* Stated goal *
Copy down all of the data underneath, exactly as shown.

* Extracted entries *
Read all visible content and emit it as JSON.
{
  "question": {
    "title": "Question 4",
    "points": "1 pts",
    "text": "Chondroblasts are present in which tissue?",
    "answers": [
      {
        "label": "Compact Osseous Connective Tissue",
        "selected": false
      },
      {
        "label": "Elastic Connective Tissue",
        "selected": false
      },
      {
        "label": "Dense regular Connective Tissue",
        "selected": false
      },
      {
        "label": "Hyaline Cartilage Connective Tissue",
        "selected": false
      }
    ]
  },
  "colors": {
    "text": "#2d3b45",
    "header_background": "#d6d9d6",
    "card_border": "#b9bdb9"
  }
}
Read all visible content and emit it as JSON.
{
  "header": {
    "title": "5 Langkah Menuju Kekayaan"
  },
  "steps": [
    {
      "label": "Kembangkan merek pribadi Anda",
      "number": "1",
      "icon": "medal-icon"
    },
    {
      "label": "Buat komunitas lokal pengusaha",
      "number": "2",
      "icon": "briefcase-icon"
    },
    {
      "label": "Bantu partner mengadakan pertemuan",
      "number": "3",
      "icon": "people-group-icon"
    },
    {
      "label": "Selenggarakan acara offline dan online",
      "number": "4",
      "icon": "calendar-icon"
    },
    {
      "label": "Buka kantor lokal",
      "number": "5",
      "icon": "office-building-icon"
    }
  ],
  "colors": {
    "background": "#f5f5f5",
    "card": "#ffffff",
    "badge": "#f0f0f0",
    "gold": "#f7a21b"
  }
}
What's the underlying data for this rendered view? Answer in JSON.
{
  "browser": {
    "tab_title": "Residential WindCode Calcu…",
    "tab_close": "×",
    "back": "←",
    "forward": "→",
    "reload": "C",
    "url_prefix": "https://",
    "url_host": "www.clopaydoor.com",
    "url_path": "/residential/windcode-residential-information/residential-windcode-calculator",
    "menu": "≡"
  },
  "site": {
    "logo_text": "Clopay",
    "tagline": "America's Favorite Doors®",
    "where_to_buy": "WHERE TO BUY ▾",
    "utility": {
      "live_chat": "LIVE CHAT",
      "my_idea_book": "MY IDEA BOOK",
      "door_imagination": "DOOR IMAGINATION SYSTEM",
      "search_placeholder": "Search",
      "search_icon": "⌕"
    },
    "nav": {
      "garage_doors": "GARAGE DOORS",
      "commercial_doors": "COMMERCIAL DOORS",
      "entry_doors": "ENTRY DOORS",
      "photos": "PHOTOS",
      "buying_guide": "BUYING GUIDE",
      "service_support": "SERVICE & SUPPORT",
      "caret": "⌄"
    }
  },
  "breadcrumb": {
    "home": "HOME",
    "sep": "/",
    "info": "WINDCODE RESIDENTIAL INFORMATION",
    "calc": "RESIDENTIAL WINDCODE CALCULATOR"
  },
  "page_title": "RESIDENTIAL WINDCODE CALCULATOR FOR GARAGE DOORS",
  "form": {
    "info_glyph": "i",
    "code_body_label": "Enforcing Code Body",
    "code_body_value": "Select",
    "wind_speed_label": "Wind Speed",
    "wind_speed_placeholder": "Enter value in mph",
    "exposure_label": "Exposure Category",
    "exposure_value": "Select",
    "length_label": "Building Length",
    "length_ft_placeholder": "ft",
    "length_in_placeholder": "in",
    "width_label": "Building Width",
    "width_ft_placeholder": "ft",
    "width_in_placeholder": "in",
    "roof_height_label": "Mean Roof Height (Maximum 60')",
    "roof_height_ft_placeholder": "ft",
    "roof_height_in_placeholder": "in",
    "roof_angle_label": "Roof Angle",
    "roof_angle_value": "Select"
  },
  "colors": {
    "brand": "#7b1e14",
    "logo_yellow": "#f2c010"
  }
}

* Reply *
Read all visible content and emit it as JSON.
{
  "question": {
    "title": "Question 4",
    "points": "1 pts",
    "text": "Chondroblasts are present in which tissue?",
    "answers": [
      {
        "label": "Compact Osseous Connective Tissue",
        "selected": false
      },
      {
        "label": "Elastic Connective Tissue",
        "selected": false
      },
      {
        "label": "Dense regular Connective Tissue",
        "selected": false
      },
      {
        "label": "Hyaline Cartilage Connective Tissue",
        "selected": false
      }
    ]
  },
  "colors": {
    "text": "#2d3b45",
    "header_background": "#d6d9d6",
    "card_border": "#b9bdb9"
  }
}
Read all visible content and emit it as JSON.
{
  "header": {
    "title": "5 Langkah Menuju Kekayaan"
  },
  "steps": [
    {
      "label": "Kembangkan merek pribadi Anda",
      "number": "1",
      "icon": "medal-icon"
    },
    {
      "label": "Buat komunitas lokal pengusaha",
      "number": "2",
      "icon": "briefcase-icon"
    },
    {
      "label": "Bantu partner mengadakan pertemuan",
      "number": "3",
      "icon": "people-group-icon"
    },
    {
      "label": "Selenggarakan acara offline dan online",
      "number": "4",
      "icon": "calendar-icon"
    },
    {
      "label": "Buka kantor lokal",
      "number": "5",
      "icon": "office-building-icon"
    }
  ],
  "colors": {
    "background": "#f5f5f5",
    "card": "#ffffff",
    "badge": "#f0f0f0",
    "gold": "#f7a21b"
  }
}
What's the underlying data for this rendered view? Answer in JSON.
{
  "browser": {
    "tab_title": "Residential WindCode Calcu…",
    "tab_close": "×",
    "back": "←",
    "forward": "→",
    "reload": "C",
    "url_prefix": "https://",
    "url_host": "www.clopaydoor.com",
    "url_path": "/residential/windcode-residential-information/residential-windcode-calculator",
    "menu": "≡"
  },
  "site": {
    "logo_text": "Clopay",
    "tagline": "America's Favorite Doors®",
    "where_to_buy": "WHERE TO BUY ▾",
    "utility": {
      "live_chat": "LIVE CHAT",
      "my_idea_book": "MY IDEA BOOK",
      "door_imagination": "DOOR IMAGINATION SYSTEM",
      "search_placeholder": "Search",
      "search_icon": "⌕"
    },
    "nav": {
      "garage_doors": "GARAGE DOORS",
      "commercial_doors": "COMMERCIAL DOORS",
      "entry_doors": "ENTRY DOORS",
      "photos": "PHOTOS",
      "buying_guide": "BUYING GUIDE",
      "service_support": "SERVICE & SUPPORT",
      "caret": "⌄"
    }
  },
  "breadcrumb": {
    "home": "HOME",
    "sep": "/",
    "info": "WINDCODE RESIDENTIAL INFORMATION",
    "calc": "RESIDENTIAL WINDCODE CALCULATOR"
  },
  "page_title": "RESIDENTIAL WINDCODE CALCULATOR FOR GARAGE DOORS",
  "form": {
    "info_glyph": "i",
    "code_body_label": "Enforcing Code Body",
    "code_body_value": "Select",
    "wind_speed_label": "Wind Speed",
    "wind_speed_placeholder": "Enter value in mph",
    "exposure_label": "Exposure Category",
    "exposure_value": "Select",
    "length_label": "Building Length",
    "length_ft_placeholder": "ft",
    "length_in_placeholder": "in",
    "width_label": "Building Width",
    "width_ft_placeholder": "ft",
    "width_in_placeholder": "in",
    "roof_height_label": "Mean Roof Height (Maximum 60')",
    "roof_height_ft_placeholder": "ft",
    "roof_height_in_placeholder": "in",
    "roof_angle_label": "Roof Angle",
    "roof_angle_value": "Select"
  },
  "colors": {
    "brand": "#7b1e14",
    "logo_yellow": "#f2c010"
  }
}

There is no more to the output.